**SET EXERCISE**. Repeat the whole listing exactly as written.

>> start SUPPLIED DATA

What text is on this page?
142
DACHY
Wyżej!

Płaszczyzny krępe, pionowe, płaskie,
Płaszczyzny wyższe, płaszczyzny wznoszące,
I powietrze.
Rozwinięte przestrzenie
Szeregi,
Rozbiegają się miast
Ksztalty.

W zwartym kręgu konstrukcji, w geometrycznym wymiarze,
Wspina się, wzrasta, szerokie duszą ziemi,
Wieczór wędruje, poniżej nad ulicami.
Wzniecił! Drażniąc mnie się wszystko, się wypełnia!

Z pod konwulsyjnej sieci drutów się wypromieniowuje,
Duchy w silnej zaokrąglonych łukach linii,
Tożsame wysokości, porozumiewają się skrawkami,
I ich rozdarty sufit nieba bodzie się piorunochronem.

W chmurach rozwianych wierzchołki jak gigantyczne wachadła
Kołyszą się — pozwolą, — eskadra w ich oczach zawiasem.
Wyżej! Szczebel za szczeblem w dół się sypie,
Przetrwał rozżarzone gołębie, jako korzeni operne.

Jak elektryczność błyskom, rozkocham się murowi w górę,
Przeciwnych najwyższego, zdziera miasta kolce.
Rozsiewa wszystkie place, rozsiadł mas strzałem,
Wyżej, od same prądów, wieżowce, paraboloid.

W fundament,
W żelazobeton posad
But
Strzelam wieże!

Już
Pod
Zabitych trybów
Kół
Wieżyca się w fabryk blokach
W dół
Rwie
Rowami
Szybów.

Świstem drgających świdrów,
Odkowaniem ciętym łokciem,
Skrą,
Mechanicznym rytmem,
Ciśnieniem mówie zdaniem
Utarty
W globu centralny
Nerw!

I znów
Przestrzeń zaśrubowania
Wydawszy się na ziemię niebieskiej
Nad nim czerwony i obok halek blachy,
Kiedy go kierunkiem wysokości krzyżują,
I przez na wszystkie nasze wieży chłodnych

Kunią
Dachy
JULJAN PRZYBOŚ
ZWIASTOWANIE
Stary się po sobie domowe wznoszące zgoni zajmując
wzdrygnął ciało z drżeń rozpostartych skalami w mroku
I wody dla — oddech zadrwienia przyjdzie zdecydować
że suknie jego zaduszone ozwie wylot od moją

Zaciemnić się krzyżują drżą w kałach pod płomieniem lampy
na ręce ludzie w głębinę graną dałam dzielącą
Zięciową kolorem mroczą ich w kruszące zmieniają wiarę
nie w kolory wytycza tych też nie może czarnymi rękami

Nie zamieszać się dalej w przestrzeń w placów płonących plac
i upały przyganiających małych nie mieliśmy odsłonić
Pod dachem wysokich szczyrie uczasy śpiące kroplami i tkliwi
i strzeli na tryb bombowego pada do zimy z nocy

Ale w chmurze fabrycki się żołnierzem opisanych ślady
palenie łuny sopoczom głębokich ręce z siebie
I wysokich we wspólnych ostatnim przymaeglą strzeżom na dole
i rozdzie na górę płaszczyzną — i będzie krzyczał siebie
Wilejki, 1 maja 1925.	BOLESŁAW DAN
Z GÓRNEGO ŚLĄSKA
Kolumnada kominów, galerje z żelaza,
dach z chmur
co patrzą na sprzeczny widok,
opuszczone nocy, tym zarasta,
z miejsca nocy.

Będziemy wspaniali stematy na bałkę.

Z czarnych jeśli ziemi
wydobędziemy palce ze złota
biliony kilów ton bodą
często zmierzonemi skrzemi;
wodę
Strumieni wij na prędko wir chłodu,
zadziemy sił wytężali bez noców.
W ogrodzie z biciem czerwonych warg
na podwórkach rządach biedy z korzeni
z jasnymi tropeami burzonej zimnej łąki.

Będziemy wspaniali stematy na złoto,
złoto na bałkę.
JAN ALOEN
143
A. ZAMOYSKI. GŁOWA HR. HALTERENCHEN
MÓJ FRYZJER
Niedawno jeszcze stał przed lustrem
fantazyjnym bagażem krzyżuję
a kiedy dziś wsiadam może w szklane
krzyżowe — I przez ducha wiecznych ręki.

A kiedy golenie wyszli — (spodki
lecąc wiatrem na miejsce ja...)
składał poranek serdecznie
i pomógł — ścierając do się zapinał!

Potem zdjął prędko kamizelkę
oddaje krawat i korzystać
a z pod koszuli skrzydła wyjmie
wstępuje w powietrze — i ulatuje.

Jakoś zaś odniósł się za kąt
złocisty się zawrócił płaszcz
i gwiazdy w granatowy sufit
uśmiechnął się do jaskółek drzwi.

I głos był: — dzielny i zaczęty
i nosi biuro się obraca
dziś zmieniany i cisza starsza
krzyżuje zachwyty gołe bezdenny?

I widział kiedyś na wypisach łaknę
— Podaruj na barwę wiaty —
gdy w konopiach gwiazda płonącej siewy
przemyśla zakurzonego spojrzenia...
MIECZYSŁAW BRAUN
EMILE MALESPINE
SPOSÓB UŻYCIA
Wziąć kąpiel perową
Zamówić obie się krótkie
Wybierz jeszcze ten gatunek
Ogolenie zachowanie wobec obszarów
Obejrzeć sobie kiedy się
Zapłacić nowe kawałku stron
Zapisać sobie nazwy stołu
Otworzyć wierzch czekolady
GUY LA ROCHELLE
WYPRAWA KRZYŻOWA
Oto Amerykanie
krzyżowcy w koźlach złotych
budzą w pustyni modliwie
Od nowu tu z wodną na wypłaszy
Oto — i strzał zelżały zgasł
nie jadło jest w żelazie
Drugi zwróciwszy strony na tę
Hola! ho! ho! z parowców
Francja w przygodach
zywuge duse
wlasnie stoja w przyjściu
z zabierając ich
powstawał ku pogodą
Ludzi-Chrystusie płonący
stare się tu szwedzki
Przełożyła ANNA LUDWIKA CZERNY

>> end SUPPLIED DATA

**THE RESPONSE**.
What text is on this page?
142
DACHY
Wyżej!

Płaszczyzny krępe, pionowe, płaskie,
Płaszczyzny wyższe, płaszczyzny wznoszące,
I powietrze.
Rozwinięte przestrzenie
Szeregi,
Rozbiegają się miast
Ksztalty.

W zwartym kręgu konstrukcji, w geometrycznym wymiarze,
Wspina się, wzrasta, szerokie duszą ziemi,
Wieczór wędruje, poniżej nad ulicami.
Wzniecił! Drażniąc mnie się wszystko, się wypełnia!

Z pod konwulsyjnej sieci drutów się wypromieniowuje,
Duchy w silnej zaokrąglonych łukach linii,
Tożsame wysokości, porozumiewają się skrawkami,
I ich rozdarty sufit nieba bodzie się piorunochronem.

W chmurach rozwianych wierzchołki jak gigantyczne wachadła
Kołyszą się — pozwolą, — eskadra w ich oczach zawiasem.
Wyżej! Szczebel za szczeblem w dół się sypie,
Przetrwał rozżarzone gołębie, jako korzeni operne.

Jak elektryczność błyskom, rozkocham się murowi w górę,
Przeciwnych najwyższego, zdziera miasta kolce.
Rozsiewa wszystkie place, rozsiadł mas strzałem,
Wyżej, od same prądów, wieżowce, paraboloid.

W fundament,
W żelazobeton posad
But
Strzelam wieże!

Już
Pod
Zabitych trybów
Kół
Wieżyca się w fabryk blokach
W dół
Rwie
Rowami
Szybów.

Świstem drgających świdrów,
Odkowaniem ciętym łokciem,
Skrą,
Mechanicznym rytmem,
Ciśnieniem mówie zdaniem
Utarty
W globu centralny
Nerw!

I znów
Przestrzeń zaśrubowania
Wydawszy się na ziemię niebieskiej
Nad nim czerwony i obok halek blachy,
Kiedy go kierunkiem wysokości krzyżują,
I przez na wszystkie nasze wieży chłodnych

Kunią
Dachy
JULJAN PRZYBOŚ
ZWIASTOWANIE
Stary się po sobie domowe wznoszące zgoni zajmując
wzdrygnął ciało z drżeń rozpostartych skalami w mroku
I wody dla — oddech zadrwienia przyjdzie zdecydować
że suknie jego zaduszone ozwie wylot od moją

Zaciemnić się krzyżują drżą w kałach pod płomieniem lampy
na ręce ludzie w głębinę graną dałam dzielącą
Zięciową kolorem mroczą ich w kruszące zmieniają wiarę
nie w kolory wytycza tych też nie może czarnymi rękami

Nie zamieszać się dalej w przestrzeń w placów płonących plac
i upały przyganiających małych nie mieliśmy odsłonić
Pod dachem wysokich szczyrie uczasy śpiące kroplami i tkliwi
i strzeli na tryb bombowego pada do zimy z nocy

Ale w chmurze fabrycki się żołnierzem opisanych ślady
palenie łuny sopoczom głębokich ręce z siebie
I wysokich we wspólnych ostatnim przymaeglą strzeżom na dole
i rozdzie na górę płaszczyzną — i będzie krzyczał siebie
Wilejki, 1 maja 1925.	BOLESŁAW DAN
Z GÓRNEGO ŚLĄSKA
Kolumnada kominów, galerje z żelaza,
dach z chmur
co patrzą na sprzeczny widok,
opuszczone nocy, tym zarasta,
z miejsca nocy.

Będziemy wspaniali stematy na bałkę.

Z czarnych jeśli ziemi
wydobędziemy palce ze złota
biliony kilów ton bodą
często zmierzonemi skrzemi;
wodę
Strumieni wij na prędko wir chłodu,
zadziemy sił wytężali bez noców.
W ogrodzie z biciem czerwonych warg
na podwórkach rządach biedy z korzeni
z jasnymi tropeami burzonej zimnej łąki.

Będziemy wspaniali stematy na złoto,
złoto na bałkę.
JAN ALOEN
143
A. ZAMOYSKI. GŁOWA HR. HALTERENCHEN
MÓJ FRYZJER
Niedawno jeszcze stał przed lustrem
fantazyjnym bagażem krzyżuję
a kiedy dziś wsiadam może w szklane
krzyżowe — I przez ducha wiecznych ręki.

A kiedy golenie wyszli — (spodki
lecąc wiatrem na miejsce ja...)
składał poranek serdecznie
i pomógł — ścierając do się zapinał!

Potem zdjął prędko kamizelkę
oddaje krawat i korzystać
a z pod koszuli skrzydła wyjmie
wstępuje w powietrze — i ulatuje.

Jakoś zaś odniósł się za kąt
złocisty się zawrócił płaszcz
i gwiazdy w granatowy sufit
uśmiechnął się do jaskółek drzwi.

I głos był: — dzielny i zaczęty
i nosi biuro się obraca
dziś zmieniany i cisza starsza
krzyżuje zachwyty gołe bezdenny?

I widział kiedyś na wypisach łaknę
— Podaruj na barwę wiaty —
gdy w konopiach gwiazda płonącej siewy
przemyśla zakurzonego spojrzenia...
MIECZYSŁAW BRAUN
EMILE MALESPINE
SPOSÓB UŻYCIA
Wziąć kąpiel perową
Zamówić obie się krótkie
Wybierz jeszcze ten gatunek
Ogolenie zachowanie wobec obszarów
Obejrzeć sobie kiedy się
Zapłacić nowe kawałku stron
Zapisać sobie nazwy stołu
Otworzyć wierzch czekolady
GUY LA ROCHELLE
WYPRAWA KRZYŻOWA
Oto Amerykanie
krzyżowcy w koźlach złotych
budzą w pustyni modliwie
Od nowu tu z wodną na wypłaszy
Oto — i strzał zelżały zgasł
nie jadło jest w żelazie
Drugi zwróciwszy strony na tę
Hola! ho! ho! z parowców
Francja w przygodach
zywuge duse
wlasnie stoja w przyjściu
z zabierając ich
powstawał ku pogodą
Ludzi-Chrystusie płonący
stare się tu szwedzki
Przełożyła ANNA LUDWIKA CZERNY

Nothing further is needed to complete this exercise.